Dataset rows

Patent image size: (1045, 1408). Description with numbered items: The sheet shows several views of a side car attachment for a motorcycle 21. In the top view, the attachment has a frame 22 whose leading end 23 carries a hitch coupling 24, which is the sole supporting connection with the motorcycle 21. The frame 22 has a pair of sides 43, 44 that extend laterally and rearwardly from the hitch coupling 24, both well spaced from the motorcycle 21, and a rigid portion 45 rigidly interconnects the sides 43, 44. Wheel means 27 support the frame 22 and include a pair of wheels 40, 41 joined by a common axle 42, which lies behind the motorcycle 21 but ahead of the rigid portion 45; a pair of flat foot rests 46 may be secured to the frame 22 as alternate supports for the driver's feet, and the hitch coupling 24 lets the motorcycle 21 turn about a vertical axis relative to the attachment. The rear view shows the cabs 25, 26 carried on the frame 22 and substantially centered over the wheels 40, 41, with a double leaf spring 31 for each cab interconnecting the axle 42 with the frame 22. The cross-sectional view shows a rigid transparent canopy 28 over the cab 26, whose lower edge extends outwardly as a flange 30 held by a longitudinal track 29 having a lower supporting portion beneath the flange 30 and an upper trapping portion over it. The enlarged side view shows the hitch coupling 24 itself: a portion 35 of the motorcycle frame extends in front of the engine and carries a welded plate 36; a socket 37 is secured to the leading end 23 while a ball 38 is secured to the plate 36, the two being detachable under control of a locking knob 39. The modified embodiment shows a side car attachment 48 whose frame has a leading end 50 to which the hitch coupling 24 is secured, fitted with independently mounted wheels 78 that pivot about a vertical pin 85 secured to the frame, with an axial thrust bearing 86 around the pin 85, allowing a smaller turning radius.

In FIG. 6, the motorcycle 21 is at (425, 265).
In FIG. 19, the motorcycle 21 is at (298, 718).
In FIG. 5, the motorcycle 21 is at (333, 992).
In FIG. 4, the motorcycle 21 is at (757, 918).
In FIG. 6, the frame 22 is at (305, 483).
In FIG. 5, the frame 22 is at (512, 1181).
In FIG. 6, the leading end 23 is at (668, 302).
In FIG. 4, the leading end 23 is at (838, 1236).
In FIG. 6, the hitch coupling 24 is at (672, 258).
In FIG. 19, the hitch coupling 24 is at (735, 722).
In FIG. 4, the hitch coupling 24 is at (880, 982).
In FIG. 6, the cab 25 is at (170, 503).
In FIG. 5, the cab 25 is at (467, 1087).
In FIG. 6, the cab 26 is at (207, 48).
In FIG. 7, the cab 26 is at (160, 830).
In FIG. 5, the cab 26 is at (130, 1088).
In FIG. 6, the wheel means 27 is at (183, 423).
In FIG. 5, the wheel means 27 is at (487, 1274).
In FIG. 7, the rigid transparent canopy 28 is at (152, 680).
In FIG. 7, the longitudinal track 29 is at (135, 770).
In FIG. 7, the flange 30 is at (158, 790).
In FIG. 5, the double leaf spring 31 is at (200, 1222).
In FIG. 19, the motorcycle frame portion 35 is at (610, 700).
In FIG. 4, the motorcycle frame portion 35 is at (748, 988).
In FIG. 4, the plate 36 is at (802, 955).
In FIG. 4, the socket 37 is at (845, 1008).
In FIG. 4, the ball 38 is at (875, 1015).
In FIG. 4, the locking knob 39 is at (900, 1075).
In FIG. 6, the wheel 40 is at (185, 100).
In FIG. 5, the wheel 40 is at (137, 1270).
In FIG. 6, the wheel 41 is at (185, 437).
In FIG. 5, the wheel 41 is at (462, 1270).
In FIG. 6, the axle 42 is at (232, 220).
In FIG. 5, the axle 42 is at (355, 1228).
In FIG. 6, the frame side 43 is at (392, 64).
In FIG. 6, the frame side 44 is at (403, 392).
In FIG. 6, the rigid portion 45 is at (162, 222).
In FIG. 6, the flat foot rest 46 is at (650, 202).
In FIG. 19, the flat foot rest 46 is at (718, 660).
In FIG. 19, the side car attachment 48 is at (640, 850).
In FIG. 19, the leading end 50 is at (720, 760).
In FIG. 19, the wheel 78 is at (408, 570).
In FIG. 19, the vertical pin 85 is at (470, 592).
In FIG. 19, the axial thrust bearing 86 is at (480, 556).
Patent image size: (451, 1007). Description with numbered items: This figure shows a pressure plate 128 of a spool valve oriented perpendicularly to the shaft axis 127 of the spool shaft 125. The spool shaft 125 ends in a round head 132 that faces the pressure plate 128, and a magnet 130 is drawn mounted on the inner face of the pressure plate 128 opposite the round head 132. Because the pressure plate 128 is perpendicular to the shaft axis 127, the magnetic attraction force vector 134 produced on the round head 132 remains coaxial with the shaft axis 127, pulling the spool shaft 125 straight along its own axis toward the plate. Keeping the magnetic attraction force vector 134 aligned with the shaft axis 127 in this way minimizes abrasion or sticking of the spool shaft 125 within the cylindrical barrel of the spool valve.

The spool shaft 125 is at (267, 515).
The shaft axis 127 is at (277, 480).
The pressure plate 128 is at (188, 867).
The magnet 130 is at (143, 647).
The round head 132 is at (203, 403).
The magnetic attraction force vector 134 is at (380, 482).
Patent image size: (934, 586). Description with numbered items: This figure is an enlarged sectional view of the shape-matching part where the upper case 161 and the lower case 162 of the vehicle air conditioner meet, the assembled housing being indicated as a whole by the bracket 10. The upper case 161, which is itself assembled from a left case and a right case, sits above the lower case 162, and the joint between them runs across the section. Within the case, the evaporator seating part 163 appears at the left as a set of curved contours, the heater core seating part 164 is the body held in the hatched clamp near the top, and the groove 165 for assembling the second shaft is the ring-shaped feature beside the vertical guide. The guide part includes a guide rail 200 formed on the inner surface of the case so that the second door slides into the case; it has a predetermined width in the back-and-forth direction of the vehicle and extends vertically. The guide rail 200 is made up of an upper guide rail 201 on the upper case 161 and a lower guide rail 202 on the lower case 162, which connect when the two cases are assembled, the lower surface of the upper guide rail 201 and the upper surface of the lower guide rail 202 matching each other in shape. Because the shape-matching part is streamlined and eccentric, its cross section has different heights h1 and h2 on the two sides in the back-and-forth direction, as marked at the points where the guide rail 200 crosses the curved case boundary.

#### EXERCISE GOAL
Write out again the stretch from the line that contains "Patent image size: (451, 1007)." through the line that contains "The magnetic attraction force vector 134 is", changing "spool valve" to "slide valve" and leaving everything else untouched.

#### FULL RESPONSE
Patent image size: (451, 1007). Description with numbered items: This figure shows a pressure plate 128 of a slide valve oriented perpendicularly to the shaft axis 127 of the spool shaft 125. The spool shaft 125 ends in a round head 132 that faces the pressure plate 128, and a magnet 130 is drawn mounted on the inner face of the pressure plate 128 opposite the round head 132. Because the pressure plate 128 is perpendicular to the shaft axis 127, the magnetic attraction force vector 134 produced on the round head 132 remains coaxial with the shaft axis 127, pulling the spool shaft 125 straight along its own axis toward the plate. Keeping the magnetic attraction force vector 134 aligned with the shaft axis 127 in this way minimizes abrasion or sticking of the spool shaft 125 within the cylindrical barrel of the slide valve.

The spool shaft 125 is at (267, 515).
The shaft axis 127 is at (277, 480).
The pressure plate 128 is at (188, 867).
The magnet 130 is at (143, 647).
The round head 132 is at (203, 403).
The magnetic attraction force vector 134 is at (380, 482).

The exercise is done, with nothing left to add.